— BEGIN SELECTED EXCERPT —

HEPiX IPv6 working group F2F meeting

Europe/Zurich
31/S-028 (CERN)

31/S-028

CERN

30
Show room on map
Description


WIFI access: pre-register your MAC address here (contact person: David Kelsey)

DRAFT agenda. Topics may change. Timings are approximate. 

The PIN for Vidyo has been distributed by email.

Participants
  • Andrea Sciaba
  • Catalin Condurache
  • Dave Kelsey
  • Duncan Rand
  • Edoardo Martelli
  • Francesco Prelz
  • Kars Ohrenberg
  • Martin Bly
  • Raja Nandakumar
  • Ulf Bobson Severin Tigerstedt
  • Xavier Espinal Curull

HEPiX IPv6 Working Group meeting - day 1 of F2F at CERN
- 6 Sep 2016.

Notes taken by Raja Nandakumar and a few mods made by Dave Kelsey.

Present: Andrea, Alf, Martin, Dave, Edoardo, Duncan, Raja, Francesco, Xavier, Jerome, Kars, Costin, Ulf.
Remote partipants: Fernando, Antonio, Catalin, Jiri, Terry, Alastair.

Introduction :
--------------
Lawnmower (outside the meeting room!) : Brrrrr budbudbudbud.
Welcome to new people - Martin Bly (RAL), Antonio Falabella (CNAF) and to Jerome Belleman (CERN Tier 0).

Review / discussions / ... :
----------------------------
Dave K : Nothing to review. Minutes not written. Sorry!

— END SELECTED EXCERPT —
— BEGIN MATERIAL —

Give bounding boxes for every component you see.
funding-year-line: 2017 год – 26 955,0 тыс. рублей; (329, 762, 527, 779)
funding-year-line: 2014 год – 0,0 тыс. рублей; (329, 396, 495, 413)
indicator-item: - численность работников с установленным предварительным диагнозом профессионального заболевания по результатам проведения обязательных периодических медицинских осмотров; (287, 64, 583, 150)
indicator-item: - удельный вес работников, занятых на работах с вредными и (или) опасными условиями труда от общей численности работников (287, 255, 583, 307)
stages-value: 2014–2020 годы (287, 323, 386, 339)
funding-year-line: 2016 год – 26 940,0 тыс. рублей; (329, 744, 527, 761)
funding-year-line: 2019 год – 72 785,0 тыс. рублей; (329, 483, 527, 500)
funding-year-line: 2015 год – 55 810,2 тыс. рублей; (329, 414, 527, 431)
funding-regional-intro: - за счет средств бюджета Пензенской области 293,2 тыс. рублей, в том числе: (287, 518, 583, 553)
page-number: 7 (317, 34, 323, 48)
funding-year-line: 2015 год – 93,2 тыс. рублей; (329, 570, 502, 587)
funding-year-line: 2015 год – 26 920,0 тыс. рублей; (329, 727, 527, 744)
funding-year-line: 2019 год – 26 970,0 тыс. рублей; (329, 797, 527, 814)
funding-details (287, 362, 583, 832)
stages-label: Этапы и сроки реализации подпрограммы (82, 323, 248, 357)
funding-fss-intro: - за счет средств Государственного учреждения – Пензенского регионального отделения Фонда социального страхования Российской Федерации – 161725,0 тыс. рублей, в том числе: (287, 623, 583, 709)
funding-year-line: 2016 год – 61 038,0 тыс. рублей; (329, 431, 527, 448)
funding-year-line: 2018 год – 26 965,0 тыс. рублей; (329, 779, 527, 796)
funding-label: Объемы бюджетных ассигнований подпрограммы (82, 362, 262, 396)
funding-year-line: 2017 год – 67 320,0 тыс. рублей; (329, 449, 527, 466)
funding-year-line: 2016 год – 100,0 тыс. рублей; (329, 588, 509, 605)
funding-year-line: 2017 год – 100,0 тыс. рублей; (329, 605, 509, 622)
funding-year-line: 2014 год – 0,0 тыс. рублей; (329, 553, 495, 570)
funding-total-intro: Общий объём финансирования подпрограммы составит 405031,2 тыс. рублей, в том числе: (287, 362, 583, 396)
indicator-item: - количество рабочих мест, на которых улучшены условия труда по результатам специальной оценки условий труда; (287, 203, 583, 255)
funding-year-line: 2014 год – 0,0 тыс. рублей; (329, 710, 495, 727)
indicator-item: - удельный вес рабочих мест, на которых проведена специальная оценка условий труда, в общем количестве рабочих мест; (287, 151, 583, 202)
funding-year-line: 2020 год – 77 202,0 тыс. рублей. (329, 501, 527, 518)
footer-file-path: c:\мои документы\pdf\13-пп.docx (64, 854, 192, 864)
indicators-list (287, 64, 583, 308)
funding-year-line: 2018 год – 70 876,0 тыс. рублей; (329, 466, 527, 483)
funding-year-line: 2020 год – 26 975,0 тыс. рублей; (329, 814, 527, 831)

— END MATERIAL —

**WORK INSTRUCTIONS:**
**A)** From the HEPiX IPv6 meeting page, answer:
(i) Who is the contact person for WIFI access?
(ii) On what date was day 1 of the F2F held?
(iii) Who took the notes?
**B)** Rewrite the part of the HEPiX IPv6 meeting page starting at "WIFI access: pre-register" and ending at "distributed by email.", renaming "Vidyo" to "Zoom".
The lines have no connection to the HEPiX IPv6 meeting page.

**ANSWERS FOR THIS EXERCISE:**
**A)**
(i) David Kelsey
(ii) 6 Sep 2016
(iii) Raja Nandakumar

**B)**
WIFI access: pre-register your MAC address here (contact person: David Kelsey)

DRAFT agenda. Topics may change. Timings are approximate. 

The PIN for Zoom has been distributed by email.